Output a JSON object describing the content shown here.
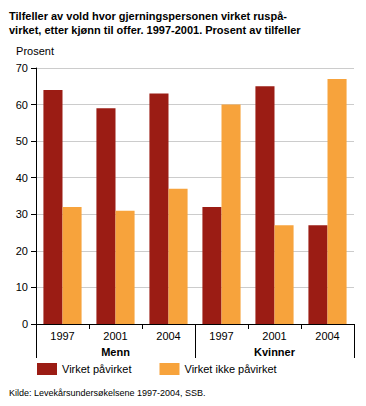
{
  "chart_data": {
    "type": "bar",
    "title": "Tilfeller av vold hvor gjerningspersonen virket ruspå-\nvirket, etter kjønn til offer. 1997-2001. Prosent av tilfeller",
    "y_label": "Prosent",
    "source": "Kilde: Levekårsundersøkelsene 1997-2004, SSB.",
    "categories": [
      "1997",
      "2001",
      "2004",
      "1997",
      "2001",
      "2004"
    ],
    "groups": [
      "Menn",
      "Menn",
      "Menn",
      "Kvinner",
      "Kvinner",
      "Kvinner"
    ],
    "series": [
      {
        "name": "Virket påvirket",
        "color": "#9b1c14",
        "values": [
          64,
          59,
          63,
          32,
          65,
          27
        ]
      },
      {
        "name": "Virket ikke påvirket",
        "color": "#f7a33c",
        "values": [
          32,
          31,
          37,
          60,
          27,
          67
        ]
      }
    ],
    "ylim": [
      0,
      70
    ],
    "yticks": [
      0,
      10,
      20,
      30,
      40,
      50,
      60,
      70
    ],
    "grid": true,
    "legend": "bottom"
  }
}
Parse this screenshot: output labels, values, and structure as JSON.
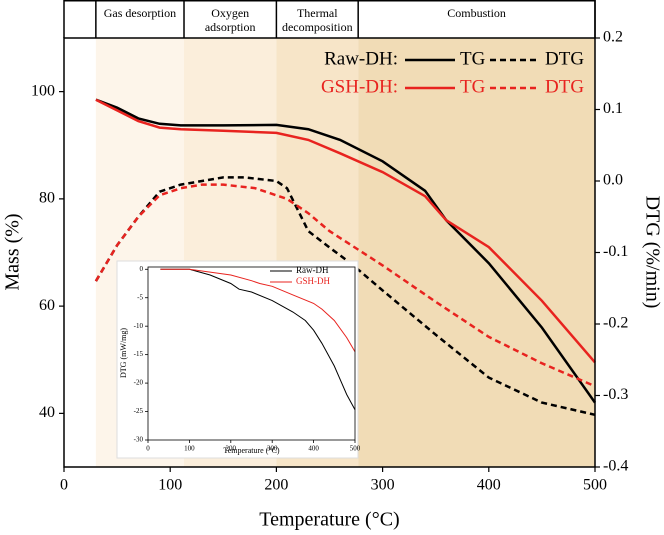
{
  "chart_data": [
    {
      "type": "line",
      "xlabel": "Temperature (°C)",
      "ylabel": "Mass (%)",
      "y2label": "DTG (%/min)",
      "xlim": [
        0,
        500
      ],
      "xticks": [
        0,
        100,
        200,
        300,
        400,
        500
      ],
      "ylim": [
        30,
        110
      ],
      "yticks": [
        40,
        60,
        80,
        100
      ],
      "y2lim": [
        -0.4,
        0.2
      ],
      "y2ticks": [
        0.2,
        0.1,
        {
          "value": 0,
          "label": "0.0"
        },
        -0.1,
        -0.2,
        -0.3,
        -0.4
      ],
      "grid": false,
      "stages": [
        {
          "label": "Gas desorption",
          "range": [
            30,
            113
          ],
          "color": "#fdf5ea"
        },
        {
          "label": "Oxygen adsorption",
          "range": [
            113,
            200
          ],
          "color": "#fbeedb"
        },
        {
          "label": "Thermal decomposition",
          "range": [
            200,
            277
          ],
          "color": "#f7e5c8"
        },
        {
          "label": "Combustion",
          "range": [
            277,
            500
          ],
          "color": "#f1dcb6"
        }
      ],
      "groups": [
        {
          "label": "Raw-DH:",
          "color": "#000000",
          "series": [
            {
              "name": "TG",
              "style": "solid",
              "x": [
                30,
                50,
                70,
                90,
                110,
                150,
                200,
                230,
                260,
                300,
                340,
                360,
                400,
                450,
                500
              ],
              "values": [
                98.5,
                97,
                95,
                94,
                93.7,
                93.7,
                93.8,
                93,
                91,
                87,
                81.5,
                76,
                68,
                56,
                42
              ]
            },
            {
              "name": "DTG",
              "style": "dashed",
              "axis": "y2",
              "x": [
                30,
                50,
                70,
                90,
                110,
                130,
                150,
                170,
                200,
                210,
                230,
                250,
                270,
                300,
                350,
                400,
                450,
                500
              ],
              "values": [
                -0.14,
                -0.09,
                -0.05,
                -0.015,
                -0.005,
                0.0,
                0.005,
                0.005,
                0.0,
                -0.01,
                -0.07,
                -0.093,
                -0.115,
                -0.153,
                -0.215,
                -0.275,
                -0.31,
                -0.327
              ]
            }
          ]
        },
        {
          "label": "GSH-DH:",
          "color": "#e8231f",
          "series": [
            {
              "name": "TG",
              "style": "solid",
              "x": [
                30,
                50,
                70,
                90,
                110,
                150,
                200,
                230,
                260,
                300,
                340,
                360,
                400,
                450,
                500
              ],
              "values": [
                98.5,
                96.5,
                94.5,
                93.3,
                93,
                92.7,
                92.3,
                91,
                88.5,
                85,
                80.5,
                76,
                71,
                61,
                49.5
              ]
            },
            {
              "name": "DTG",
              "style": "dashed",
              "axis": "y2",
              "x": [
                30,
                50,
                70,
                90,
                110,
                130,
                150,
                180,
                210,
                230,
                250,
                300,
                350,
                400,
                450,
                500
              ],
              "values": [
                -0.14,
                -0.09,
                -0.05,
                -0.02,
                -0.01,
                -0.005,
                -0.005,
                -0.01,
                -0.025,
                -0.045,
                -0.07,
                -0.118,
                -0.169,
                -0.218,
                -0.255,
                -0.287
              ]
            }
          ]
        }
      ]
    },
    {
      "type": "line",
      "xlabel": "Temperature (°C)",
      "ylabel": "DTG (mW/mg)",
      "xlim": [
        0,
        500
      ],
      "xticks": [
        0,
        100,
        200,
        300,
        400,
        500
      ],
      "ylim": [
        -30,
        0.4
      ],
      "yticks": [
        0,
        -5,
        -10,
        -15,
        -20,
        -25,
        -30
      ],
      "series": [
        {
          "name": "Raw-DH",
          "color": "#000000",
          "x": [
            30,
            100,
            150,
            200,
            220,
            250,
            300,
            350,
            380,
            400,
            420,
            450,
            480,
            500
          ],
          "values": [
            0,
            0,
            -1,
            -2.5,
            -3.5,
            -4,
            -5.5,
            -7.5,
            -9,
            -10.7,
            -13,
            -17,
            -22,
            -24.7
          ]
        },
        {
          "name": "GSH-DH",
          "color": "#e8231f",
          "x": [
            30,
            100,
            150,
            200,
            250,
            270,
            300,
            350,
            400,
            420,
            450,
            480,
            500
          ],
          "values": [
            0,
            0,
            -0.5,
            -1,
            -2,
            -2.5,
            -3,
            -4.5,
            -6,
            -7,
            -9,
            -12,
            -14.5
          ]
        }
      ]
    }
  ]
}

◆ Description of the task ◆
Repeat the listing verbatim. Skip the pictures.

◆ Result ◆
Output a JSON object describing the content shown here.
{
  "chart_data": {
    "type": "bar",
    "title": "Tilfeller av vold hvor gjerningspersonen virket ruspå-\nvirket, etter kjønn til offer. 1997-2001. Prosent av tilfeller",
    "y_label": "Prosent",
    "source": "Kilde: Levekårsundersøkelsene 1997-2004, SSB.",
    "categories": [
      "1997",
      "2001",
      "2004",
      "1997",
      "2001",
      "2004"
    ],
    "groups": [
      "Menn",
      "Menn",
      "Menn",
      "Kvinner",
      "Kvinner",
      "Kvinner"
    ],
    "series": [
      {
        "name": "Virket påvirket",
        "color": "#9b1c14",
        "values": [
          64,
          59,
          63,
          32,
          65,
          27
        ]
      },
      {
        "name": "Virket ikke påvirket",
        "color": "#f7a33c",
        "values": [
          32,
          31,
          37,
          60,
          27,
          67
        ]
      }
    ],
    "ylim": [
      0,
      70
    ],
    "yticks": [
      0,
      10,
      20,
      30,
      40,
      50,
      60,
      70
    ],
    "grid": true,
    "legend": "bottom"
  }
}
Parse this screenshot: output labels, values, and structure as JSON.
{
  "chart_data": [
    {
      "type": "line",
      "xlabel": "Temperature (°C)",
      "ylabel": "Mass (%)",
      "y2label": "DTG (%/min)",
      "xlim": [
        0,
        500
      ],
      "xticks": [
        0,
        100,
        200,
        300,
        400,
        500
      ],
      "ylim": [
        30,
        110
      ],
      "yticks": [
        40,
        60,
        80,
        100
      ],
      "y2lim": [
        -0.4,
        0.2
      ],
      "y2ticks": [
        0.2,
        0.1,
        {
          "value": 0,
          "label": "0.0"
        },
        -0.1,
        -0.2,
        -0.3,
        -0.4
      ],
      "grid": false,
      "stages": [
        {
          "label": "Gas desorption",
          "range": [
            30,
            113
          ],
          "color": "#fdf5ea"
        },
        {
          "label": "Oxygen adsorption",
          "range": [
            113,
            200
          ],
          "color": "#fbeedb"
        },
        {
          "label": "Thermal decomposition",
          "range": [
            200,
            277
          ],
          "color": "#f7e5c8"
        },
        {
          "label": "Combustion",
          "range": [
            277,
            500
          ],
          "color": "#f1dcb6"
        }
      ],
      "groups": [
        {
          "label": "Raw-DH:",
          "color": "#000000",
          "series": [
            {
              "name": "TG",
              "style": "solid",
              "x": [
                30,
                50,
                70,
                90,
                110,
                150,
                200,
                230,
                260,
                300,
                340,
                360,
                400,
                450,
                500
              ],
              "values": [
                98.5,
                97,
                95,
                94,
                93.7,
                93.7,
                93.8,
                93,
                91,
                87,
                81.5,
                76,
                68,
                56,
                42
              ]
            },
            {
              "name": "DTG",
              "style": "dashed",
              "axis": "y2",
              "x": [
                30,
                50,
                70,
                90,
                110,
                130,
                150,
                170,
                200,
                210,
                230,
                250,
                270,
                300,
                350,
                400,
                450,
                500
              ],
              "values": [
                -0.14,
                -0.09,
                -0.05,
                -0.015,
                -0.005,
                0.0,
                0.005,
                0.005,
                0.0,
                -0.01,
                -0.07,
                -0.093,
                -0.115,
                -0.153,
                -0.215,
                -0.275,
                -0.31,
                -0.327
              ]
            }
          ]
        },
        {
          "label": "GSH-DH:",
          "color": "#e8231f",
          "series": [
            {
              "name": "TG",
              "style": "solid",
              "x": [
                30,
                50,
                70,
                90,
                110,
                150,
                200,
                230,
                260,
                300,
                340,
                360,
                400,
                450,
                500
              ],
              "values": [
                98.5,
                96.5,
                94.5,
                93.3,
                93,
                92.7,
                92.3,
                91,
                88.5,
                85,
                80.5,
                76,
                71,
                61,
                49.5
              ]
            },
            {
              "name": "DTG",
              "style": "dashed",
              "axis": "y2",
              "x": [
                30,
                50,
                70,
                90,
                110,
                130,
                150,
                180,
                210,
                230,
                250,
                300,
                350,
                400,
                450,
                500
              ],
              "values": [
                -0.14,
                -0.09,
                -0.05,
                -0.02,
                -0.01,
                -0.005,
                -0.005,
                -0.01,
                -0.025,
                -0.045,
                -0.07,
                -0.118,
                -0.169,
                -0.218,
                -0.255,
                -0.287
              ]
            }
          ]
        }
      ]
    },
    {
      "type": "line",
      "xlabel": "Temperature (°C)",
      "ylabel": "DTG (mW/mg)",
      "xlim": [
        0,
        500
      ],
      "xticks": [
        0,
        100,
        200,
        300,
        400,
        500
      ],
      "ylim": [
        -30,
        0.4
      ],
      "yticks": [
        0,
        -5,
        -10,
        -15,
        -20,
        -25,
        -30
      ],
      "series": [
        {
          "name": "Raw-DH",
          "color": "#000000",
          "x": [
            30,
            100,
            150,
            200,
            220,
            250,
            300,
            350,
            380,
            400,
            420,
            450,
            480,
            500
          ],
          "values": [
            0,
            0,
            -1,
            -2.5,
            -3.5,
            -4,
            -5.5,
            -7.5,
            -9,
            -10.7,
            -13,
            -17,
            -22,
            -24.7
          ]
        },
        {
          "name": "GSH-DH",
          "color": "#e8231f",
          "x": [
            30,
            100,
            150,
            200,
            250,
            270,
            300,
            350,
            400,
            420,
            450,
            480,
            500
          ],
          "values": [
            0,
            0,
            -0.5,
            -1,
            -2,
            -2.5,
            -3,
            -4.5,
            -6,
            -7,
            -9,
            -12,
            -14.5
          ]
        }
      ]
    }
  ]
}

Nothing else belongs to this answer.